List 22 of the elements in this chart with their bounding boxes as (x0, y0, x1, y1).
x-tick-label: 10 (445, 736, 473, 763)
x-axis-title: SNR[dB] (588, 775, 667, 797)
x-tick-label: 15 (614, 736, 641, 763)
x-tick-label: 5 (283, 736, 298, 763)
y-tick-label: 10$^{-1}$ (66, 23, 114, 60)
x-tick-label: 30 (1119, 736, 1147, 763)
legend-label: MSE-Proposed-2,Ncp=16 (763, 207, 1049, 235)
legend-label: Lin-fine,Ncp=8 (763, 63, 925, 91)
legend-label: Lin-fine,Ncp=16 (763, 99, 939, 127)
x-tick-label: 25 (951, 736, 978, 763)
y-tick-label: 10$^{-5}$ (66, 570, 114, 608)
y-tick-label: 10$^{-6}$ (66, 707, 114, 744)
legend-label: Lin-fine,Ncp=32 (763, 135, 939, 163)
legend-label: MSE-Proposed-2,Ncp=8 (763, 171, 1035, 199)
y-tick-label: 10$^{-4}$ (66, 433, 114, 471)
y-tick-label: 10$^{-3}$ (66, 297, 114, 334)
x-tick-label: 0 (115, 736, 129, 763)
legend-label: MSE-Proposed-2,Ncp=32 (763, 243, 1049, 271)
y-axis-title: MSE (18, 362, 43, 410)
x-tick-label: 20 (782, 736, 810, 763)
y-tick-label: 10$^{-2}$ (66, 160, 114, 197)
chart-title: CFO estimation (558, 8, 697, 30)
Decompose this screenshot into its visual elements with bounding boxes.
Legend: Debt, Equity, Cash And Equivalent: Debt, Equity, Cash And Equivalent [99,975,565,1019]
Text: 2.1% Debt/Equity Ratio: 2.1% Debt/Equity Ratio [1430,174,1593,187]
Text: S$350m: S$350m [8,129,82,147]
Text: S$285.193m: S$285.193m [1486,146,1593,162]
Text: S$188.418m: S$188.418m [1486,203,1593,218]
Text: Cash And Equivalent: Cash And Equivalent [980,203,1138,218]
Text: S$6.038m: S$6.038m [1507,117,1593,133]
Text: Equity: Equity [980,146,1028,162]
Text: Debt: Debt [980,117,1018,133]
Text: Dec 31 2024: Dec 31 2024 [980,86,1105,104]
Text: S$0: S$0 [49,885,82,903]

▶ Task to carry out
Copy every line of the records above word for word.

▶ Written answer
List 22 of the elements in this chart with their bounding boxes as (x0, y0, x1, y1).
x-tick-label: 10 (445, 736, 473, 763)
x-axis-title: SNR[dB] (588, 775, 667, 797)
x-tick-label: 15 (614, 736, 641, 763)
x-tick-label: 5 (283, 736, 298, 763)
y-tick-label: 10$^{-1}$ (66, 23, 114, 60)
x-tick-label: 30 (1119, 736, 1147, 763)
legend-label: MSE-Proposed-2,Ncp=16 (763, 207, 1049, 235)
legend-label: Lin-fine,Ncp=8 (763, 63, 925, 91)
legend-label: Lin-fine,Ncp=16 (763, 99, 939, 127)
x-tick-label: 25 (951, 736, 978, 763)
y-tick-label: 10$^{-5}$ (66, 570, 114, 608)
y-tick-label: 10$^{-6}$ (66, 707, 114, 744)
legend-label: Lin-fine,Ncp=32 (763, 135, 939, 163)
legend-label: MSE-Proposed-2,Ncp=8 (763, 171, 1035, 199)
y-tick-label: 10$^{-4}$ (66, 433, 114, 471)
y-tick-label: 10$^{-3}$ (66, 297, 114, 334)
x-tick-label: 0 (115, 736, 129, 763)
legend-label: MSE-Proposed-2,Ncp=32 (763, 243, 1049, 271)
y-axis-title: MSE (18, 362, 43, 410)
x-tick-label: 20 (782, 736, 810, 763)
y-tick-label: 10$^{-2}$ (66, 160, 114, 197)
chart-title: CFO estimation (558, 8, 697, 30)
Decompose this screenshot into its visual elements with bounding boxes.
Legend: Debt, Equity, Cash And Equivalent: Debt, Equity, Cash And Equivalent [99,975,565,1019]
Text: 2.1% Debt/Equity Ratio: 2.1% Debt/Equity Ratio [1430,174,1593,187]
Text: S$350m: S$350m [8,129,82,147]
Text: S$285.193m: S$285.193m [1486,146,1593,162]
Text: S$188.418m: S$188.418m [1486,203,1593,218]
Text: Cash And Equivalent: Cash And Equivalent [980,203,1138,218]
Text: S$6.038m: S$6.038m [1507,117,1593,133]
Text: Equity: Equity [980,146,1028,162]
Text: Debt: Debt [980,117,1018,133]
Text: Dec 31 2024: Dec 31 2024 [980,86,1105,104]
Text: S$0: S$0 [49,885,82,903]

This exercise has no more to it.